■ **WRITTEN INSTRUCTION**:
In the entries below, find the lines with the word "this" and copy them.

■ **Chart and figure data**:
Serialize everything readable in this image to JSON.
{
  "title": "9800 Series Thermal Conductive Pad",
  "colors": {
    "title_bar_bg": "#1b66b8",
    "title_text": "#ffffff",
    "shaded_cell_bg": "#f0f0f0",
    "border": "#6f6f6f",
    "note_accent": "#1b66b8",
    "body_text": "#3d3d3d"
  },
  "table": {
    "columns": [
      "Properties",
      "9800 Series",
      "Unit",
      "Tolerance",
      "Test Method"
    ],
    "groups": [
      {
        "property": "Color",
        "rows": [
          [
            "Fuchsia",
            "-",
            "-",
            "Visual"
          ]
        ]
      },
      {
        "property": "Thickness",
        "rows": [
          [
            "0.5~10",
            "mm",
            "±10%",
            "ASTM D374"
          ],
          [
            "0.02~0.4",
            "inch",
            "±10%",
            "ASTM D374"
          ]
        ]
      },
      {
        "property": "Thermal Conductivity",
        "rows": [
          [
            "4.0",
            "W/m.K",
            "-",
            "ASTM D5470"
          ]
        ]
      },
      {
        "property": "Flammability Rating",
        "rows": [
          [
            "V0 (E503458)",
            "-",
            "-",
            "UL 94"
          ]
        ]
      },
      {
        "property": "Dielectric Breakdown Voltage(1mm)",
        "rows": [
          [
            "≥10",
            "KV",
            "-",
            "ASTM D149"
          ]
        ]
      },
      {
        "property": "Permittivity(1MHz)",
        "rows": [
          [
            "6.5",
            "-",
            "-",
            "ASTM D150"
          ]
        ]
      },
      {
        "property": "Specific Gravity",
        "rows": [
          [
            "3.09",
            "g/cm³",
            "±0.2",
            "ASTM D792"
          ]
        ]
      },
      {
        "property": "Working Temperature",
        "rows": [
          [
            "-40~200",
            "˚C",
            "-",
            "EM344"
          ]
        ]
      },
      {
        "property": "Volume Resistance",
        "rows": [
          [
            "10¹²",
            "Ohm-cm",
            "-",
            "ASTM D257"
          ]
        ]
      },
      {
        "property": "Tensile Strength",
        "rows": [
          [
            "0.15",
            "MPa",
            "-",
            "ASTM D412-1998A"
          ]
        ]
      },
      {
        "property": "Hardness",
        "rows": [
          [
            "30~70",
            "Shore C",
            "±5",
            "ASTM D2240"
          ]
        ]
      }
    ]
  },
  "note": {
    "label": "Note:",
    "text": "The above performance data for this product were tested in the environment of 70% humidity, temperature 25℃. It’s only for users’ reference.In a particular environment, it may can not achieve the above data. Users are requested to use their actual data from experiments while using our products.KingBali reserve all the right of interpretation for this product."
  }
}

■ **THE RESPONSE**:
Serialize everything readable in this image to JSON.
    "text": "The above performance data for this product were tested in the environment of 70% humidity, temperature 25℃. It’s only for users’ reference.In a particular environment, it may can not achieve the above data. Users are requested to use their actual data from experiments while using our products.KingBali reserve all the right of interpretation for this product."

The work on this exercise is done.